━━━ Data rows

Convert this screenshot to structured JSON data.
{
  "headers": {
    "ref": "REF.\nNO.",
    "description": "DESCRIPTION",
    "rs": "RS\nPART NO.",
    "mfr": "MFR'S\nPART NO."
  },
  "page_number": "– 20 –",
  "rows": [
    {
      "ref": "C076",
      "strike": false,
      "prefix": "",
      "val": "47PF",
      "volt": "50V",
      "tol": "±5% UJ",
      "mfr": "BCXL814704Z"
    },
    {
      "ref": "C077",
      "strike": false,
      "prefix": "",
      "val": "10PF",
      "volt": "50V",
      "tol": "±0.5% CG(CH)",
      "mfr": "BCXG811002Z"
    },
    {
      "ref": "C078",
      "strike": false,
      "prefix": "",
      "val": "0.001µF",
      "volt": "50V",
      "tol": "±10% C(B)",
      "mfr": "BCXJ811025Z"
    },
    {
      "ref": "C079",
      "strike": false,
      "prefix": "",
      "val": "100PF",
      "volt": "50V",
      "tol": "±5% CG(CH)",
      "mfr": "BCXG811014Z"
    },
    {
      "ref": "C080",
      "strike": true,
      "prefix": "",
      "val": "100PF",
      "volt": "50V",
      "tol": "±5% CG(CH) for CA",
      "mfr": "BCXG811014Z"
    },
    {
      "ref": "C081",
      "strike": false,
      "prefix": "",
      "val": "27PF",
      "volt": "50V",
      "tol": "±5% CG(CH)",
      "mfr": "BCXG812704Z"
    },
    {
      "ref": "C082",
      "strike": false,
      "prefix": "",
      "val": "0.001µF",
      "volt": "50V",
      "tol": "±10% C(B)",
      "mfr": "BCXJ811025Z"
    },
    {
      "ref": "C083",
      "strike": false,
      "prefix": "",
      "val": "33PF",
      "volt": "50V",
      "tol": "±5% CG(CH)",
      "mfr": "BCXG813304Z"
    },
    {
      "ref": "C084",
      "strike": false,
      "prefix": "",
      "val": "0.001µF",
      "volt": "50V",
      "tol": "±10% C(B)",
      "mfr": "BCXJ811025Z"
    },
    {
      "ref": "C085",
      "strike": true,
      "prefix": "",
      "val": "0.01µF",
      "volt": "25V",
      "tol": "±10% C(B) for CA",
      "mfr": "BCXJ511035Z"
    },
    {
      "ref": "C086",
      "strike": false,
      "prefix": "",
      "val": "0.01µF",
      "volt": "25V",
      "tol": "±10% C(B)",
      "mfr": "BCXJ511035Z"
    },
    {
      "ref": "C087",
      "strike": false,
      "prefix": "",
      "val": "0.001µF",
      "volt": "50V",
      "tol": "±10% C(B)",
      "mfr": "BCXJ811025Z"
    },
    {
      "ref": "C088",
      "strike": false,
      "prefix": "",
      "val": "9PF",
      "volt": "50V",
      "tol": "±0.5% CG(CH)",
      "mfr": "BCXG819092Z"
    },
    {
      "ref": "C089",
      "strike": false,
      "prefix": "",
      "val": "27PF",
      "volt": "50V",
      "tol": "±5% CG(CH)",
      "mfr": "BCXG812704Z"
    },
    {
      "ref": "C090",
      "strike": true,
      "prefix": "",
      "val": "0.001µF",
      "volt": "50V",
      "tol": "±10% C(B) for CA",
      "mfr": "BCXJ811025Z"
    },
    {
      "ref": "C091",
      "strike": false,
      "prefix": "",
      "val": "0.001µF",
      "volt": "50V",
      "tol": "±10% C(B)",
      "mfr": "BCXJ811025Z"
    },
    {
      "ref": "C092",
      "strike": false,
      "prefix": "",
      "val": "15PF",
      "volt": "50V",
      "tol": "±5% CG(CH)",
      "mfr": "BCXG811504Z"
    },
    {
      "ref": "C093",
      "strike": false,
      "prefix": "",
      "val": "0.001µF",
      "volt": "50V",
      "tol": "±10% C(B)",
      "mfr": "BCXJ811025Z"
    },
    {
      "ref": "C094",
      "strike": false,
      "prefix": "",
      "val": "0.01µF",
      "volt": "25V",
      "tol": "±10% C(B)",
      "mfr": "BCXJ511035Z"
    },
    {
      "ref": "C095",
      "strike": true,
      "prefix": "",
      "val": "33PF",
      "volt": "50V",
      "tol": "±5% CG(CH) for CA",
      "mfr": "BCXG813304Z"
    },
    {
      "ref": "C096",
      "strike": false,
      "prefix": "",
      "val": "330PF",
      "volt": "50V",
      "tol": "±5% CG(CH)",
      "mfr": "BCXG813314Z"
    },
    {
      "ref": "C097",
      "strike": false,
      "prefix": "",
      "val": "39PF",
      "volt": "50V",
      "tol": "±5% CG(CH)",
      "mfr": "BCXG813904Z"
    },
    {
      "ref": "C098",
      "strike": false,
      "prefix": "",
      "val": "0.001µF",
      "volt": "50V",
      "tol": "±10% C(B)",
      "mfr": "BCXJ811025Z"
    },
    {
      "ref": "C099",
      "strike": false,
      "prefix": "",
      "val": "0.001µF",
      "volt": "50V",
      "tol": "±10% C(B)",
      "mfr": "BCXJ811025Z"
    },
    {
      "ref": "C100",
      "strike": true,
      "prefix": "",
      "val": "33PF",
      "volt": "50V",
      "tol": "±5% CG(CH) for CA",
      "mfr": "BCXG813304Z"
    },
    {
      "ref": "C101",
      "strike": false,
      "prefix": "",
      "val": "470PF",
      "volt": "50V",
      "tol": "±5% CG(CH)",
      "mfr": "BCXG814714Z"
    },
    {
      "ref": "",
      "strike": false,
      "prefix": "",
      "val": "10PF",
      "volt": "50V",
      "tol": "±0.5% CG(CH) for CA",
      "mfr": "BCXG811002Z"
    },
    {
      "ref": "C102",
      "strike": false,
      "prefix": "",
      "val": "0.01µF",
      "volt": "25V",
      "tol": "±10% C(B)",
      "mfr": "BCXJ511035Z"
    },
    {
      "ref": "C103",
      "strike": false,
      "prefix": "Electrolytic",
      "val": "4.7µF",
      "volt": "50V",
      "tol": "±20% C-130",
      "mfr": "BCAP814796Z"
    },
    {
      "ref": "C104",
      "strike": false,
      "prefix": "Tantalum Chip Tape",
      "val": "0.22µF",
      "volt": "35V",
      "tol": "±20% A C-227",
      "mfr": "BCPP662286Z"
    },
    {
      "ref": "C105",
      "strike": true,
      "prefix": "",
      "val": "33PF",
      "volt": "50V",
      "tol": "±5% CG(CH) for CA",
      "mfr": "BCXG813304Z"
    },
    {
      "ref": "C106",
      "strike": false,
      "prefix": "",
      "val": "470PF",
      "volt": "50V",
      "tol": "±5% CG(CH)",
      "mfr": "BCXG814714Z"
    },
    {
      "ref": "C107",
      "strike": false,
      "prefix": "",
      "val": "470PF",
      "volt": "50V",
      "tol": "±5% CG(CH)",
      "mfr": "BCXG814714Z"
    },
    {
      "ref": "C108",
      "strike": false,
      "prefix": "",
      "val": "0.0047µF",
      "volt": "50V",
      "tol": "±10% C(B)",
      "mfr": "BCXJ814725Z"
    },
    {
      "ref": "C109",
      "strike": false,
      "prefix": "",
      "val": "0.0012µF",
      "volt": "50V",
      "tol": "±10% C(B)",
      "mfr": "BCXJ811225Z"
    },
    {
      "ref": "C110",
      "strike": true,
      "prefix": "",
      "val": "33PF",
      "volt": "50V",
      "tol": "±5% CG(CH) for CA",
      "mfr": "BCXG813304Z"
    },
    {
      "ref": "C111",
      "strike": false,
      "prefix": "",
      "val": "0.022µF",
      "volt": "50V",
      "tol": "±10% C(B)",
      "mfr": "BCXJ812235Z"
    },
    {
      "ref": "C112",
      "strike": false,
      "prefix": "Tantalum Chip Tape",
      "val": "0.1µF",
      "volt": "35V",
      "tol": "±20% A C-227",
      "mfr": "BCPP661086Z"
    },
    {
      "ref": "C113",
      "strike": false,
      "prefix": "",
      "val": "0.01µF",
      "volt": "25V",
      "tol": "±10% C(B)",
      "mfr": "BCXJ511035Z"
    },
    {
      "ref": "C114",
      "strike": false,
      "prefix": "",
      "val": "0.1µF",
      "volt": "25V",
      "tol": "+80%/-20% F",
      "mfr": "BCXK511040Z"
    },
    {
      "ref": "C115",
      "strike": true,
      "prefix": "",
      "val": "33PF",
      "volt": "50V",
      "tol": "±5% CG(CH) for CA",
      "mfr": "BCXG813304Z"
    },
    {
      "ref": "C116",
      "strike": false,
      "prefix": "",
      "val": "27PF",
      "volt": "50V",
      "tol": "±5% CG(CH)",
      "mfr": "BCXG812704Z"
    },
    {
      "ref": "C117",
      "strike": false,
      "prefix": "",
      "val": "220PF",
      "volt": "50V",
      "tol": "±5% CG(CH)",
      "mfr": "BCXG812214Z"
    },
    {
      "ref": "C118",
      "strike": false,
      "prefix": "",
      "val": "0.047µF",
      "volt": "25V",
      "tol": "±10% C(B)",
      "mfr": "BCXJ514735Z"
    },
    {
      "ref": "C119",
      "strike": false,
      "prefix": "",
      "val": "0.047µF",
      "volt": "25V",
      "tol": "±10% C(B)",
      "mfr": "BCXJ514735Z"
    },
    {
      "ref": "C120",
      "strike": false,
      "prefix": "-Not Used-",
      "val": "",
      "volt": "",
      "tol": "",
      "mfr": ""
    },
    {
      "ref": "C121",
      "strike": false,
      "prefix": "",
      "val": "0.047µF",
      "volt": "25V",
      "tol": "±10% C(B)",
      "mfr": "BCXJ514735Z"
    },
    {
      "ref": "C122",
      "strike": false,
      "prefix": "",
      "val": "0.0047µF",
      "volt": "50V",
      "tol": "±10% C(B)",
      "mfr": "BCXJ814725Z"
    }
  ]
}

━━━━━━
━━━ Data rows

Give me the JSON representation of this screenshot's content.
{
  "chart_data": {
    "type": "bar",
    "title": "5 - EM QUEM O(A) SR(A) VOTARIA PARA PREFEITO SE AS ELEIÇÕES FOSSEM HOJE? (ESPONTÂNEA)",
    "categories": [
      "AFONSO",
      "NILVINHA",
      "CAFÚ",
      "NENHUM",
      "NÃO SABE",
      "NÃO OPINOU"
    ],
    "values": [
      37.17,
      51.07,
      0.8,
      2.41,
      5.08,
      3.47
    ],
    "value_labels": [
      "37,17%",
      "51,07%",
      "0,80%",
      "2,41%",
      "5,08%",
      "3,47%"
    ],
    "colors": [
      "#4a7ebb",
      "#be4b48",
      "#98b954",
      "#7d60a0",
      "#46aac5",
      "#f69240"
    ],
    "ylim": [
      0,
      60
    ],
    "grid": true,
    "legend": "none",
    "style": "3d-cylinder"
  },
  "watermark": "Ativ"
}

━━━━━━
━━━ Data rows

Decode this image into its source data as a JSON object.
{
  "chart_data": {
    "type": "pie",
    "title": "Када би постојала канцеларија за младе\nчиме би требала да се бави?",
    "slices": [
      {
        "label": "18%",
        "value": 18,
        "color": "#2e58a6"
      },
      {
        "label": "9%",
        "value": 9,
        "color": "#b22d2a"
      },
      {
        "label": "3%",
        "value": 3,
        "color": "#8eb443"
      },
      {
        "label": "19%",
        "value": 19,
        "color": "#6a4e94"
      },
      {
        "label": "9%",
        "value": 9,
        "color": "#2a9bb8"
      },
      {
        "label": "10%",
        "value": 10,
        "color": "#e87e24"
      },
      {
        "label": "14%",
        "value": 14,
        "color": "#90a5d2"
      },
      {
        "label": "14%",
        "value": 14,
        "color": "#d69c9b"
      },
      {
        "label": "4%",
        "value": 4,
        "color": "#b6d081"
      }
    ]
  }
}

━━━━━━

**Task objective:**
Lines containing the string "JSON" should be counted; reply with their number and nothing more.

**Task solution:**
3